- **INFORMATION SUPPLIED**
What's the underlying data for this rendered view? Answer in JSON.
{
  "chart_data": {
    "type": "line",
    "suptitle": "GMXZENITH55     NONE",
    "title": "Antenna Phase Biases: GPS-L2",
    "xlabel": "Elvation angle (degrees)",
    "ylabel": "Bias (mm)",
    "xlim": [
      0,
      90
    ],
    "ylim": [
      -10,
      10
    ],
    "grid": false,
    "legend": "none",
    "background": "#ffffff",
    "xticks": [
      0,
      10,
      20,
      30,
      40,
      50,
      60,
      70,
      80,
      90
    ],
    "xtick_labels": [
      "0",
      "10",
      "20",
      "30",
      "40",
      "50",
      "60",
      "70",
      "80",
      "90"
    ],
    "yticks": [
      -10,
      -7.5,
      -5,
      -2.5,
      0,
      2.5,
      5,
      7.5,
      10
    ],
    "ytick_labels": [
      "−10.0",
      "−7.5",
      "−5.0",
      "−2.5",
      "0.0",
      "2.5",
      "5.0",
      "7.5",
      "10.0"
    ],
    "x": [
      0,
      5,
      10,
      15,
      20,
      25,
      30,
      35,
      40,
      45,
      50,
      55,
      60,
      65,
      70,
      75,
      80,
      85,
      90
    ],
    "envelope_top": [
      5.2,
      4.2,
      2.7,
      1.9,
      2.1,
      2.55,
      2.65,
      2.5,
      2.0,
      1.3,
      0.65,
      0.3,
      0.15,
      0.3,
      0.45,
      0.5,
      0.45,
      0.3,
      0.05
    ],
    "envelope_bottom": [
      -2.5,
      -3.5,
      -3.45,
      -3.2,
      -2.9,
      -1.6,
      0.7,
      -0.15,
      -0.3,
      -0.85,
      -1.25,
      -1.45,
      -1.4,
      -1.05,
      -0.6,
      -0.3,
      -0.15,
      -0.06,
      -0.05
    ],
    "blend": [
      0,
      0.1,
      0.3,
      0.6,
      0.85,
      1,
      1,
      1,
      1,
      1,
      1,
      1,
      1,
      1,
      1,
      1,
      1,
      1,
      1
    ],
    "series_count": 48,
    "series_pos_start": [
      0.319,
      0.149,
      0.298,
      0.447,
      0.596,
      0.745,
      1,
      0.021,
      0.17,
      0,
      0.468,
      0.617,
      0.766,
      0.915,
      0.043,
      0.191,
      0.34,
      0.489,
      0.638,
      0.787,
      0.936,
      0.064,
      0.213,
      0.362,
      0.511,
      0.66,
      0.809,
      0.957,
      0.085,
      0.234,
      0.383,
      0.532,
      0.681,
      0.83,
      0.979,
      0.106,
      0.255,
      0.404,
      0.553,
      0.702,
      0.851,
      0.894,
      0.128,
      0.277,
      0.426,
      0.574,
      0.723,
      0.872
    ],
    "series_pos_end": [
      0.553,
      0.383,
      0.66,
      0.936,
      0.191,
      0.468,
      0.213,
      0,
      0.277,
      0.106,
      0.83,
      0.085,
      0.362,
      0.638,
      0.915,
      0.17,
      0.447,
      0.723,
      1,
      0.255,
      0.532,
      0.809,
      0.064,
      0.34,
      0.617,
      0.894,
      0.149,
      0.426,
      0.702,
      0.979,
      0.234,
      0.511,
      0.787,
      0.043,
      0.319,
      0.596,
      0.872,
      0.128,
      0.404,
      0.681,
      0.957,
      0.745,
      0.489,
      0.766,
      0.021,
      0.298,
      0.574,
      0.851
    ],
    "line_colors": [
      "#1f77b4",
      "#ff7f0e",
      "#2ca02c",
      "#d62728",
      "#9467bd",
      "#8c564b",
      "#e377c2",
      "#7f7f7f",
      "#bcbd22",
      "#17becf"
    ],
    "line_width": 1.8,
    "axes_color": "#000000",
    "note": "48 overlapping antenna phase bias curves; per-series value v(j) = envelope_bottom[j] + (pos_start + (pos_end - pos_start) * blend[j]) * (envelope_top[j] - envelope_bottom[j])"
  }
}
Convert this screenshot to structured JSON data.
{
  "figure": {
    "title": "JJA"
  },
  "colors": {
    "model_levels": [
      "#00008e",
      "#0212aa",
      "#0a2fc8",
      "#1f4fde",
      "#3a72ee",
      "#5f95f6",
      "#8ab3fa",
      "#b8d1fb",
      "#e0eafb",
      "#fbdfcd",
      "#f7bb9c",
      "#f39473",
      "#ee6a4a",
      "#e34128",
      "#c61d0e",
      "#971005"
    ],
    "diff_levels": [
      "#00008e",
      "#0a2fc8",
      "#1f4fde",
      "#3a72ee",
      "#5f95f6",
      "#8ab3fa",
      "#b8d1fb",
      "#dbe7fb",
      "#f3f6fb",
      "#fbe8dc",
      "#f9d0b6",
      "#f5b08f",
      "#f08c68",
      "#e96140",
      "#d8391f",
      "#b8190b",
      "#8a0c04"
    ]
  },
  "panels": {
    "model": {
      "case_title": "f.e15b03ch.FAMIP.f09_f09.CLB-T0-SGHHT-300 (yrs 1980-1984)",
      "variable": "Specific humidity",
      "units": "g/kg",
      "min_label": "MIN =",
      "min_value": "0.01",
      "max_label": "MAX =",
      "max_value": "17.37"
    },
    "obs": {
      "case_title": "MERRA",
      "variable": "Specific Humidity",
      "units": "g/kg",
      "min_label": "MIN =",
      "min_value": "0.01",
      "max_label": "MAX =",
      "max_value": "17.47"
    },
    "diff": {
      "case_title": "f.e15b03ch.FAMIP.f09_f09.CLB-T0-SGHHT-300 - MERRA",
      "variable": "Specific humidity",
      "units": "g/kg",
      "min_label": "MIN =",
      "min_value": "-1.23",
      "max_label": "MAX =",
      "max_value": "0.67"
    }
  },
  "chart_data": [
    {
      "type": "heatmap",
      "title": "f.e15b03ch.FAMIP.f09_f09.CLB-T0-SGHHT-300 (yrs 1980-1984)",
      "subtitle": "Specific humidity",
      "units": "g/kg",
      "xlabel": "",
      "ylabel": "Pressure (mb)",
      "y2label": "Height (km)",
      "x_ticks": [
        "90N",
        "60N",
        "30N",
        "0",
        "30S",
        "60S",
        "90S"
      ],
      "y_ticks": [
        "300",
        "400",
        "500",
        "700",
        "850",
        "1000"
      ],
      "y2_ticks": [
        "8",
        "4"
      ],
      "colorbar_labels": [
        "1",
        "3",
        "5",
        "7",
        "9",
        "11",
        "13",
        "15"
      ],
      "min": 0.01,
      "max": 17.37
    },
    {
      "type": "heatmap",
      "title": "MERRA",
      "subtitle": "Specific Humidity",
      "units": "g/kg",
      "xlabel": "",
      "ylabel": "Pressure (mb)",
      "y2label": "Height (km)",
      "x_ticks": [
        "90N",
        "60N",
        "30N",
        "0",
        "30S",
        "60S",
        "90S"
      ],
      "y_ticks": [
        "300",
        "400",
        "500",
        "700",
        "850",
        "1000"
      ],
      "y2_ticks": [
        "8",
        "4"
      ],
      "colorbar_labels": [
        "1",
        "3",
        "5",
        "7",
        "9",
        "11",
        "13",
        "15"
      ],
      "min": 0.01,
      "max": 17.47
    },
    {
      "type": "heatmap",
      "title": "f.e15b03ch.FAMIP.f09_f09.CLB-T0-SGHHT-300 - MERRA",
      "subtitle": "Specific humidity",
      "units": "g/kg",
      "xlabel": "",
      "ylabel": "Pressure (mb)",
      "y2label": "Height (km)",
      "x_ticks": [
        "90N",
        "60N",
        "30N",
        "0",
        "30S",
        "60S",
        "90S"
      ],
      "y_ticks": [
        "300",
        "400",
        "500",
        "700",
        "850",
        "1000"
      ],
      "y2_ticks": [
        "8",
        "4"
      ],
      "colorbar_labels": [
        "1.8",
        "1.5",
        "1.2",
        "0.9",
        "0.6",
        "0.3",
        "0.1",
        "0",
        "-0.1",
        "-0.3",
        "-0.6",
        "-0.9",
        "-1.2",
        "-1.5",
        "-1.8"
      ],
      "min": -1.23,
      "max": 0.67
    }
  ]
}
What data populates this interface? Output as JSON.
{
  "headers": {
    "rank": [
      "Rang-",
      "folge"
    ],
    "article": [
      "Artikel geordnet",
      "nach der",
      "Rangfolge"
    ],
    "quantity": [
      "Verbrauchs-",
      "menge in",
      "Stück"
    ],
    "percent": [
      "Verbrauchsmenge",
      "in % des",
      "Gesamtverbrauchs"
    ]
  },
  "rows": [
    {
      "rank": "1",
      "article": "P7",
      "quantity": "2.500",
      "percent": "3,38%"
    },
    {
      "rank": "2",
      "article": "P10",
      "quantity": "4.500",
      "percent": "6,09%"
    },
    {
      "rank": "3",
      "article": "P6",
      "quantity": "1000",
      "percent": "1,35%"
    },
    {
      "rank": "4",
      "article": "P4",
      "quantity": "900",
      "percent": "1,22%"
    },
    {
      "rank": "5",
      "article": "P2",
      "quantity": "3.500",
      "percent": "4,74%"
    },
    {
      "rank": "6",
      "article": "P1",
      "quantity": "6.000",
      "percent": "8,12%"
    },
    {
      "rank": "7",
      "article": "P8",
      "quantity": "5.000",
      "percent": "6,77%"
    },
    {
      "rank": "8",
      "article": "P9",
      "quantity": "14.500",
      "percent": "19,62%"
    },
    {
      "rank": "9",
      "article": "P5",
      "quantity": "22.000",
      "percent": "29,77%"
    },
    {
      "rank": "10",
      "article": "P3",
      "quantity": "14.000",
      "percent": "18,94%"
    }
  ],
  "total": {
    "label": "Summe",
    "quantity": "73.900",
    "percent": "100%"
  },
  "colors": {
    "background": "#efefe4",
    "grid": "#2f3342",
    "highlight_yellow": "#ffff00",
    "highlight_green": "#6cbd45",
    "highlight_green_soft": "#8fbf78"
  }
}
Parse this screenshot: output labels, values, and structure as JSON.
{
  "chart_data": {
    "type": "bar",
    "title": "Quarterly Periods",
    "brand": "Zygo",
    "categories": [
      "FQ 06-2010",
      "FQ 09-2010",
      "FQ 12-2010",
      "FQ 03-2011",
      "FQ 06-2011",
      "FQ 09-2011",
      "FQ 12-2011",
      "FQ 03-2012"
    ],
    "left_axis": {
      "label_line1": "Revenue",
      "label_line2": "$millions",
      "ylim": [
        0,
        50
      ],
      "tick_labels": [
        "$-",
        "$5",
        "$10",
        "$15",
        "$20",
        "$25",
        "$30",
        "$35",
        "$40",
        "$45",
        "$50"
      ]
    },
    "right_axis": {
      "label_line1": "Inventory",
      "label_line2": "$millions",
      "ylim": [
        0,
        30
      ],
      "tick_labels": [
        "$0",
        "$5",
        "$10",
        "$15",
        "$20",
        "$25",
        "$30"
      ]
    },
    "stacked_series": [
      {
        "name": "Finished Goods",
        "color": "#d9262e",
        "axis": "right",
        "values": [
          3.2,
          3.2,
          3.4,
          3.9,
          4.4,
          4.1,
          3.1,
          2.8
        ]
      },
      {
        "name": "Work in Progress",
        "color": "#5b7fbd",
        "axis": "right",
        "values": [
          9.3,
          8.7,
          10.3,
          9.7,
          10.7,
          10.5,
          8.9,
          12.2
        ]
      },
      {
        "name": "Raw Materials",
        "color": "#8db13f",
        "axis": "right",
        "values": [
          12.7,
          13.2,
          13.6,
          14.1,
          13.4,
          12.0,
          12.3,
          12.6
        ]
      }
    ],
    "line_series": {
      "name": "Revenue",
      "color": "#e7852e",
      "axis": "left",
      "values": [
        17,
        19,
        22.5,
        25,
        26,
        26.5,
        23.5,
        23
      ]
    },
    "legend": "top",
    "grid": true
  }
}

- **EXERCISE PROMPT**
Pull out each line of the listing that holds the string "name".

- **SOLUTION TO THE PROBLEM**
        "name": "Finished Goods",
        "name": "Work in Progress",
        "name": "Raw Materials",
      "name": "Revenue",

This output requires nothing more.